[Set problem] Reproduce every line in the listing that contains the word "information".

[Data listing]

++++++++++

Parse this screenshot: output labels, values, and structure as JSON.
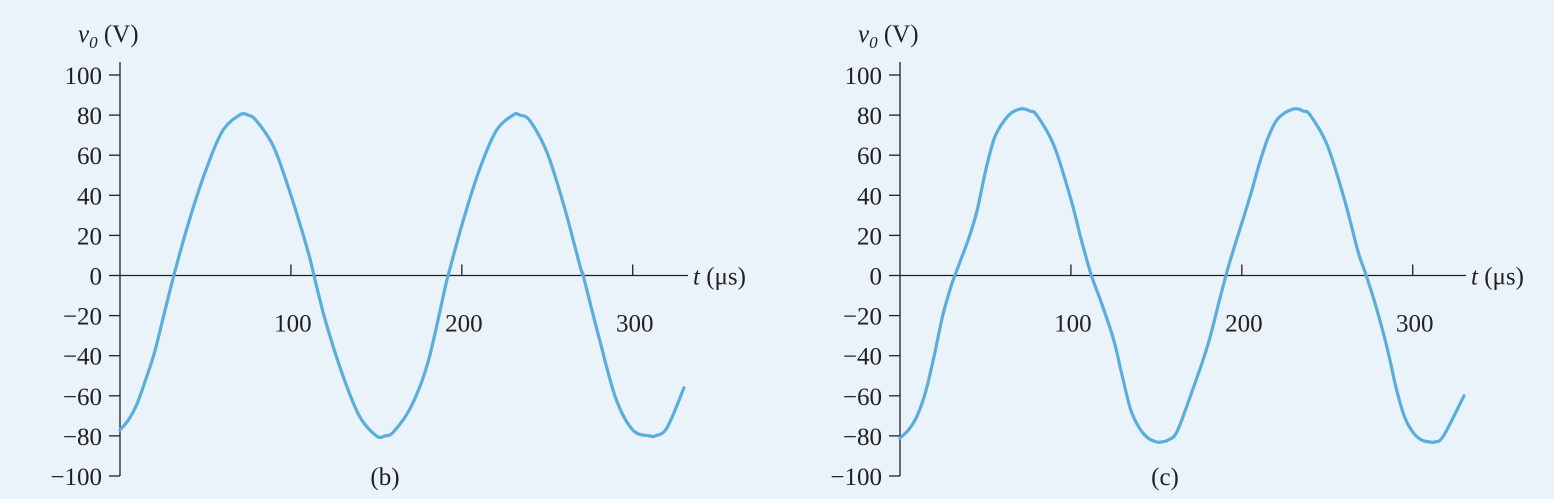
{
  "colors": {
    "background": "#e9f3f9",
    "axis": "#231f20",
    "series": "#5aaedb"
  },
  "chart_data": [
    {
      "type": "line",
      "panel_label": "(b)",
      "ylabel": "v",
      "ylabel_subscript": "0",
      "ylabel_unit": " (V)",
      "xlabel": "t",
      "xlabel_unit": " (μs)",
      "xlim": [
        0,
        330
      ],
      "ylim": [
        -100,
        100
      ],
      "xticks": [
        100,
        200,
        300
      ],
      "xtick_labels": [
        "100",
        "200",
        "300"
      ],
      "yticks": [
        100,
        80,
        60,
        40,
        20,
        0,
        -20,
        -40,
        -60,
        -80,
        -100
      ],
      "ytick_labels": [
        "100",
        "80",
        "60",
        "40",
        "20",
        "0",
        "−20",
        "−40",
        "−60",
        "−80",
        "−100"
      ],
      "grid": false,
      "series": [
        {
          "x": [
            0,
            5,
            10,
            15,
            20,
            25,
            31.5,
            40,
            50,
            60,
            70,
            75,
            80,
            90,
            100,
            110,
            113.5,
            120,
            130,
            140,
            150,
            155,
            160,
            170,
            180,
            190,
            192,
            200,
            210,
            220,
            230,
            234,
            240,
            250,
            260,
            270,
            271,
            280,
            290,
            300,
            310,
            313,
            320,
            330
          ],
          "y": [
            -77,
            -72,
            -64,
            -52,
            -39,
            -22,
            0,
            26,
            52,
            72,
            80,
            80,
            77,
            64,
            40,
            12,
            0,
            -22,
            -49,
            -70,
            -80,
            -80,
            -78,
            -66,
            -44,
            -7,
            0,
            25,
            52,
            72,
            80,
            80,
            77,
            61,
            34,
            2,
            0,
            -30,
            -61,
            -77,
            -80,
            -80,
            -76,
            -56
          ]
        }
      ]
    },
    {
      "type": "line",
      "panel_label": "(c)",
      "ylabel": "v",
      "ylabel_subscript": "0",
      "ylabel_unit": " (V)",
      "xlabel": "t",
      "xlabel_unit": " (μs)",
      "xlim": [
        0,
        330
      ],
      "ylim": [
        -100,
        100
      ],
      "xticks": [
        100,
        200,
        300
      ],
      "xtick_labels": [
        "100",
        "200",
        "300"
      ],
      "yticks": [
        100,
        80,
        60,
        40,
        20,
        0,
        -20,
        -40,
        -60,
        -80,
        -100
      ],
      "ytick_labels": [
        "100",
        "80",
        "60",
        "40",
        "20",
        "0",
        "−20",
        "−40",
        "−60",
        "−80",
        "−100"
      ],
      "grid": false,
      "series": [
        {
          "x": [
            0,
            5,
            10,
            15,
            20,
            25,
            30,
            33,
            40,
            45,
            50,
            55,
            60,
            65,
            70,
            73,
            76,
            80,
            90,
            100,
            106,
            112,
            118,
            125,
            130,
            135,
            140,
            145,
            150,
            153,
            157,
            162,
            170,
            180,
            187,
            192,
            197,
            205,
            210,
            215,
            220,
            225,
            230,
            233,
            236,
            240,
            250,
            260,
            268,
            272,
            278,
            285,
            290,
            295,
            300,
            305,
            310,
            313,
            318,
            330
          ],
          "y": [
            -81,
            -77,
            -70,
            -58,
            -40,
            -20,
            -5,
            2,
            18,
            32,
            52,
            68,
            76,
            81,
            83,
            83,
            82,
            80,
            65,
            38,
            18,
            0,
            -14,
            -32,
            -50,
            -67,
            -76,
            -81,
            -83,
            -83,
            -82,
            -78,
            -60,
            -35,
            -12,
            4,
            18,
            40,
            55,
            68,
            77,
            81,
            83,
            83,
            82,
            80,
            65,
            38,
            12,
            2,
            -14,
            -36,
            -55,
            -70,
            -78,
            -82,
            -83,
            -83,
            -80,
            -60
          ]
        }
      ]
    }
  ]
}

++++++++++

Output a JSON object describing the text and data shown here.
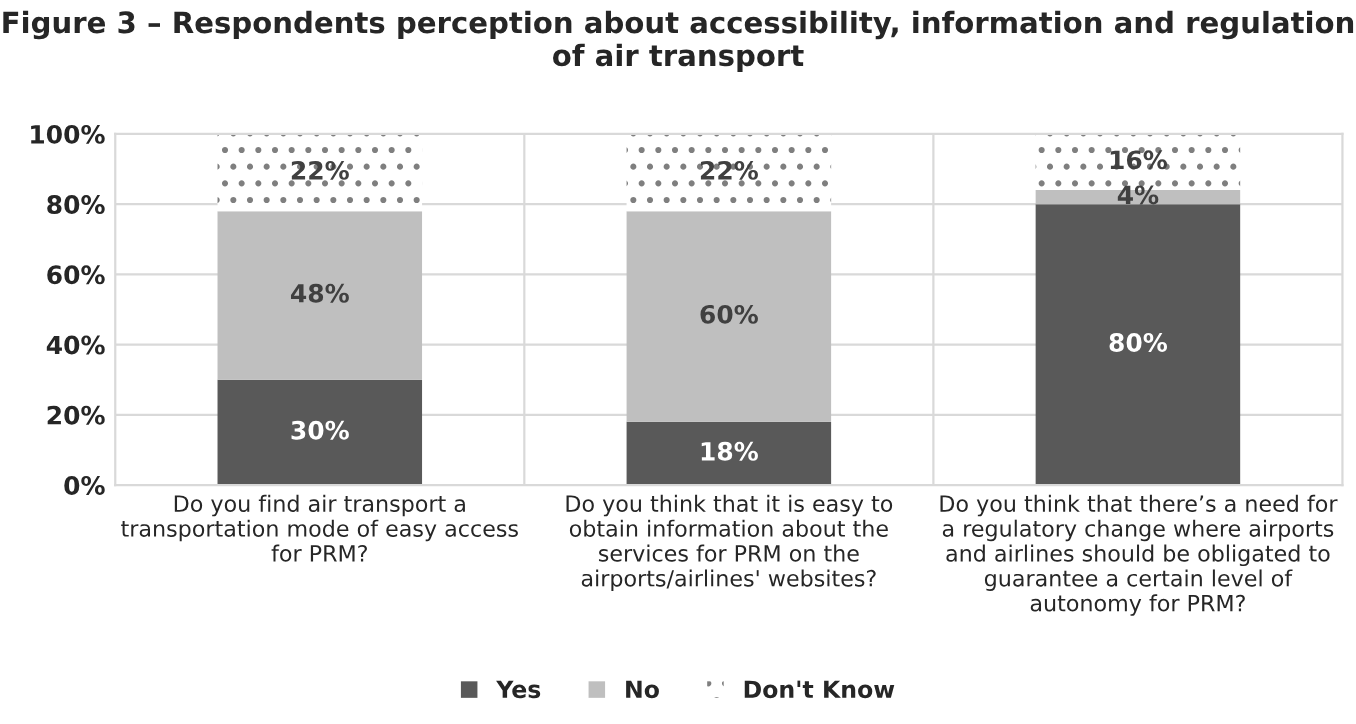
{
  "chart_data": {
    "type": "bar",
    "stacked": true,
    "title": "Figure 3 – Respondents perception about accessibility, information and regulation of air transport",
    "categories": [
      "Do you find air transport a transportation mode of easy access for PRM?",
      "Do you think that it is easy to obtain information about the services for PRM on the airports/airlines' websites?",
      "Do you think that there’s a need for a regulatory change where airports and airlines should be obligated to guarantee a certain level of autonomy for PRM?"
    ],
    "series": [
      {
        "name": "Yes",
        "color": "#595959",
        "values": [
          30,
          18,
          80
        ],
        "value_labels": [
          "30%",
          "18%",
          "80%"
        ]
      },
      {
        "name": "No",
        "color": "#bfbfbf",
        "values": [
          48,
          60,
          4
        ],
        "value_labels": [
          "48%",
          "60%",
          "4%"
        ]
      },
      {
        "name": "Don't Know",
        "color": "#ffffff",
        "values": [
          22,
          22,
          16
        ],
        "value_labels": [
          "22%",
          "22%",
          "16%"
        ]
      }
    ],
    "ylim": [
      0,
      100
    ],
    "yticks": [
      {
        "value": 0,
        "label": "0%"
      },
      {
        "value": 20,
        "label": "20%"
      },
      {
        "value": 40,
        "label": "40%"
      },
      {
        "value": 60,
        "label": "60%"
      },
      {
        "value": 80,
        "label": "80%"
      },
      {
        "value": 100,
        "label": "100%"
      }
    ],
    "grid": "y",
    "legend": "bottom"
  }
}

++++++++++

[Written solution]
    "title": "Figure 3 – Respondents perception about accessibility, information and regulation of air transport",
      "Do you think that it is easy to obtain information about the services for PRM on the airports/airlines' websites?",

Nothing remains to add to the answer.